§ Required work: Give the entries again exactly, every one of them.

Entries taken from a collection
* Start *

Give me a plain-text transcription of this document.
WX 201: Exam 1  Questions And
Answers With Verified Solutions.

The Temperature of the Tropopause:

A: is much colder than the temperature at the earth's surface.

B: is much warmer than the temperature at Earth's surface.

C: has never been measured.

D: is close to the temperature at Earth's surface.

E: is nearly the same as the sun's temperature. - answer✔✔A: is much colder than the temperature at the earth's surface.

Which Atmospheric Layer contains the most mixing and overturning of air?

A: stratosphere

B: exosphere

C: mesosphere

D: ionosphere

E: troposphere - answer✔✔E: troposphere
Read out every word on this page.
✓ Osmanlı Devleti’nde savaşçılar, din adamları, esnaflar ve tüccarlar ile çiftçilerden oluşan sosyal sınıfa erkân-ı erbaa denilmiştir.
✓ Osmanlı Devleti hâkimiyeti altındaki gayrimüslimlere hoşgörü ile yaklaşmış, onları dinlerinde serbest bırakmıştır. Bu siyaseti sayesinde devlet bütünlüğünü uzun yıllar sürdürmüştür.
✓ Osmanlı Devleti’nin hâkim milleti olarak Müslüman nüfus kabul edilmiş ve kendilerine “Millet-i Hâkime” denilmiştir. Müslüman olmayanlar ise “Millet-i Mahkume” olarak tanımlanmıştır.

* End *

§ Response to this task:
Give me a plain-text transcription of this document.
WX 201: Exam 1  Questions And
Answers With Verified Solutions.

The Temperature of the Tropopause:

A: is much colder than the temperature at the earth's surface.

B: is much warmer than the temperature at Earth's surface.

C: has never been measured.

D: is close to the temperature at Earth's surface.

E: is nearly the same as the sun's temperature. - answer✔✔A: is much colder than the temperature at the earth's surface.

Which Atmospheric Layer contains the most mixing and overturning of air?

A: stratosphere

B: exosphere

C: mesosphere

D: ionosphere

E: troposphere - answer✔✔E: troposphere
Read out every word on this page.
✓ Osmanlı Devleti’nde savaşçılar, din adamları, esnaflar ve tüccarlar ile çiftçilerden oluşan sosyal sınıfa erkân-ı erbaa denilmiştir.
✓ Osmanlı Devleti hâkimiyeti altındaki gayrimüslimlere hoşgörü ile yaklaşmış, onları dinlerinde serbest bırakmıştır. Bu siyaseti sayesinde devlet bütünlüğünü uzun yıllar sürdürmüştür.
✓ Osmanlı Devleti’nin hâkim milleti olarak Müslüman nüfus kabul edilmiş ve kendilerine “Millet-i Hâkime” denilmiştir. Müslüman olmayanlar ise “Millet-i Mahkume” olarak tanımlanmıştır.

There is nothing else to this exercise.